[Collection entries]
= = = =
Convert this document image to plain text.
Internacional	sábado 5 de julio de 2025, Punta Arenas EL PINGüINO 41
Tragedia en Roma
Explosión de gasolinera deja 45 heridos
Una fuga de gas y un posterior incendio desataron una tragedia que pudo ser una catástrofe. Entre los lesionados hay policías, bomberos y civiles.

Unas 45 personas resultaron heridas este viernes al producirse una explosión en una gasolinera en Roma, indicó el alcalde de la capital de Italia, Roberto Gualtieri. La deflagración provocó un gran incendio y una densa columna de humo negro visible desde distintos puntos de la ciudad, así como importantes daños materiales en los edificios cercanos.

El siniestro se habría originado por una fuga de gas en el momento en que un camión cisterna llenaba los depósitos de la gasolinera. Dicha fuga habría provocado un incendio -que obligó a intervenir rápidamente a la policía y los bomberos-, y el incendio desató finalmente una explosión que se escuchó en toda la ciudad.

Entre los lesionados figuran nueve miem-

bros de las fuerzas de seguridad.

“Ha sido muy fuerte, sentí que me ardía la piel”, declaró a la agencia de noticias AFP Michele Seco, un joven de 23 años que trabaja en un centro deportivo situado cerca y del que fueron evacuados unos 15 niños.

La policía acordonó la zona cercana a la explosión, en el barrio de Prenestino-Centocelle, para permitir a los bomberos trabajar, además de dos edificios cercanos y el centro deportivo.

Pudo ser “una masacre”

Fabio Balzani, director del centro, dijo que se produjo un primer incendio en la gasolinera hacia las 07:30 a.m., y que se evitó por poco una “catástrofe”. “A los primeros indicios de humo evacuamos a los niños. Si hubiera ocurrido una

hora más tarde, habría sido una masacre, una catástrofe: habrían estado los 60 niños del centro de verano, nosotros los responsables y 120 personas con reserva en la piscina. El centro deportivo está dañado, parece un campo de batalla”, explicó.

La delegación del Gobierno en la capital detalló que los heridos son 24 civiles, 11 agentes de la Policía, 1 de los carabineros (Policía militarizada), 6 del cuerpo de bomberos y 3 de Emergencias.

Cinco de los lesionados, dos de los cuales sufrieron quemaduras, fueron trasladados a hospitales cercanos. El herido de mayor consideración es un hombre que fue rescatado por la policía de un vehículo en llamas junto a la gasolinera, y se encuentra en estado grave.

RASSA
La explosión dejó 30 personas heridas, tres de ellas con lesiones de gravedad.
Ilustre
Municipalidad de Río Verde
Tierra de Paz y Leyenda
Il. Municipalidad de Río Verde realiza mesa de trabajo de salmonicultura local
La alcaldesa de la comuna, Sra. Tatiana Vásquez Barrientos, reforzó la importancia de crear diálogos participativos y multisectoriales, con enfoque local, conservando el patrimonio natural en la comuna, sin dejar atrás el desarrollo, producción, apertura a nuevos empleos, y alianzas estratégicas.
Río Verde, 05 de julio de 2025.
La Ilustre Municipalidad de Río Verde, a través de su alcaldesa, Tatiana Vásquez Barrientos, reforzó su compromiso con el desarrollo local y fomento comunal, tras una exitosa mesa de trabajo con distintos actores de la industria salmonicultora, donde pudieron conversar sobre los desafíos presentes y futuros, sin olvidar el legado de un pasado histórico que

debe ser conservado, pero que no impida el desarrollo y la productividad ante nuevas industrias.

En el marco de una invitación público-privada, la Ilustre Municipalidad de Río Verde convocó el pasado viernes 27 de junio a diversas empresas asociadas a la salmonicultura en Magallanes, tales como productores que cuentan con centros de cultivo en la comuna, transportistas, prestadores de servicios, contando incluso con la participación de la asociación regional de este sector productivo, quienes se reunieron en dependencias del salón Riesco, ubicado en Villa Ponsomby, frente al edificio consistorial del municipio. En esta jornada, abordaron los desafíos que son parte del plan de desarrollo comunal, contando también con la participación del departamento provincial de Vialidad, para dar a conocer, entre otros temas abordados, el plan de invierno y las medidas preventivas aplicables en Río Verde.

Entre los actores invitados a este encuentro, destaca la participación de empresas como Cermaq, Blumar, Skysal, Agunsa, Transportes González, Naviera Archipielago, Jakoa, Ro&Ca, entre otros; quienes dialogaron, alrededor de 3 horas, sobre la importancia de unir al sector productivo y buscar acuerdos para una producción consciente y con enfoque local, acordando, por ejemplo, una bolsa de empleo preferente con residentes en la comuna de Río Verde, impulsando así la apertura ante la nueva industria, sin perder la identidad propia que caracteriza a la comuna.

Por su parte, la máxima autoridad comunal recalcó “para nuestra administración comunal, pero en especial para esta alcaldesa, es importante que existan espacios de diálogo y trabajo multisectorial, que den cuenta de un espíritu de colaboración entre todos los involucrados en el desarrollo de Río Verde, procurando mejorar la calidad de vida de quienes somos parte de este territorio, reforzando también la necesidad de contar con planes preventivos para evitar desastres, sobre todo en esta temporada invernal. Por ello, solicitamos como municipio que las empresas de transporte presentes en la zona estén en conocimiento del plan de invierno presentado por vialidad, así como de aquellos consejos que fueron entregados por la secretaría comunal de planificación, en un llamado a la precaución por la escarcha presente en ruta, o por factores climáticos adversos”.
= = = =
## STATED TASK
Copy out each record exactly as given, omitting none.

## SOLUTION TO THE PROBLEM
Convert this document image to plain text.
Internacional	sábado 5 de julio de 2025, Punta Arenas EL PINGüINO 41
Tragedia en Roma
Explosión de gasolinera deja 45 heridos
Una fuga de gas y un posterior incendio desataron una tragedia que pudo ser una catástrofe. Entre los lesionados hay policías, bomberos y civiles.

Unas 45 personas resultaron heridas este viernes al producirse una explosión en una gasolinera en Roma, indicó el alcalde de la capital de Italia, Roberto Gualtieri. La deflagración provocó un gran incendio y una densa columna de humo negro visible desde distintos puntos de la ciudad, así como importantes daños materiales en los edificios cercanos.

El siniestro se habría originado por una fuga de gas en el momento en que un camión cisterna llenaba los depósitos de la gasolinera. Dicha fuga habría provocado un incendio -que obligó a intervenir rápidamente a la policía y los bomberos-, y el incendio desató finalmente una explosión que se escuchó en toda la ciudad.

Entre los lesionados figuran nueve miem-

bros de las fuerzas de seguridad.

“Ha sido muy fuerte, sentí que me ardía la piel”, declaró a la agencia de noticias AFP Michele Seco, un joven de 23 años que trabaja en un centro deportivo situado cerca y del que fueron evacuados unos 15 niños.

La policía acordonó la zona cercana a la explosión, en el barrio de Prenestino-Centocelle, para permitir a los bomberos trabajar, además de dos edificios cercanos y el centro deportivo.

Pudo ser “una masacre”

Fabio Balzani, director del centro, dijo que se produjo un primer incendio en la gasolinera hacia las 07:30 a.m., y que se evitó por poco una “catástrofe”. “A los primeros indicios de humo evacuamos a los niños. Si hubiera ocurrido una

hora más tarde, habría sido una masacre, una catástrofe: habrían estado los 60 niños del centro de verano, nosotros los responsables y 120 personas con reserva en la piscina. El centro deportivo está dañado, parece un campo de batalla”, explicó.

La delegación del Gobierno en la capital detalló que los heridos son 24 civiles, 11 agentes de la Policía, 1 de los carabineros (Policía militarizada), 6 del cuerpo de bomberos y 3 de Emergencias.

Cinco de los lesionados, dos de los cuales sufrieron quemaduras, fueron trasladados a hospitales cercanos. El herido de mayor consideración es un hombre que fue rescatado por la policía de un vehículo en llamas junto a la gasolinera, y se encuentra en estado grave.

RASSA
La explosión dejó 30 personas heridas, tres de ellas con lesiones de gravedad.
Ilustre
Municipalidad de Río Verde
Tierra de Paz y Leyenda
Il. Municipalidad de Río Verde realiza mesa de trabajo de salmonicultura local
La alcaldesa de la comuna, Sra. Tatiana Vásquez Barrientos, reforzó la importancia de crear diálogos participativos y multisectoriales, con enfoque local, conservando el patrimonio natural en la comuna, sin dejar atrás el desarrollo, producción, apertura a nuevos empleos, y alianzas estratégicas.
Río Verde, 05 de julio de 2025.
La Ilustre Municipalidad de Río Verde, a través de su alcaldesa, Tatiana Vásquez Barrientos, reforzó su compromiso con el desarrollo local y fomento comunal, tras una exitosa mesa de trabajo con distintos actores de la industria salmonicultora, donde pudieron conversar sobre los desafíos presentes y futuros, sin olvidar el legado de un pasado histórico que

debe ser conservado, pero que no impida el desarrollo y la productividad ante nuevas industrias.

En el marco de una invitación público-privada, la Ilustre Municipalidad de Río Verde convocó el pasado viernes 27 de junio a diversas empresas asociadas a la salmonicultura en Magallanes, tales como productores que cuentan con centros de cultivo en la comuna, transportistas, prestadores de servicios, contando incluso con la participación de la asociación regional de este sector productivo, quienes se reunieron en dependencias del salón Riesco, ubicado en Villa Ponsomby, frente al edificio consistorial del municipio. En esta jornada, abordaron los desafíos que son parte del plan de desarrollo comunal, contando también con la participación del departamento provincial de Vialidad, para dar a conocer, entre otros temas abordados, el plan de invierno y las medidas preventivas aplicables en Río Verde.

Entre los actores invitados a este encuentro, destaca la participación de empresas como Cermaq, Blumar, Skysal, Agunsa, Transportes González, Naviera Archipielago, Jakoa, Ro&Ca, entre otros; quienes dialogaron, alrededor de 3 horas, sobre la importancia de unir al sector productivo y buscar acuerdos para una producción consciente y con enfoque local, acordando, por ejemplo, una bolsa de empleo preferente con residentes en la comuna de Río Verde, impulsando así la apertura ante la nueva industria, sin perder la identidad propia que caracteriza a la comuna.

Por su parte, la máxima autoridad comunal recalcó “para nuestra administración comunal, pero en especial para esta alcaldesa, es importante que existan espacios de diálogo y trabajo multisectorial, que den cuenta de un espíritu de colaboración entre todos los involucrados en el desarrollo de Río Verde, procurando mejorar la calidad de vida de quienes somos parte de este territorio, reforzando también la necesidad de contar con planes preventivos para evitar desastres, sobre todo en esta temporada invernal. Por ello, solicitamos como municipio que las empresas de transporte presentes en la zona estén en conocimiento del plan de invierno presentado por vialidad, así como de aquellos consejos que fueron entregados por la secretaría comunal de planificación, en un llamado a la precaución por la escarcha presente en ruta, o por factores climáticos adversos”.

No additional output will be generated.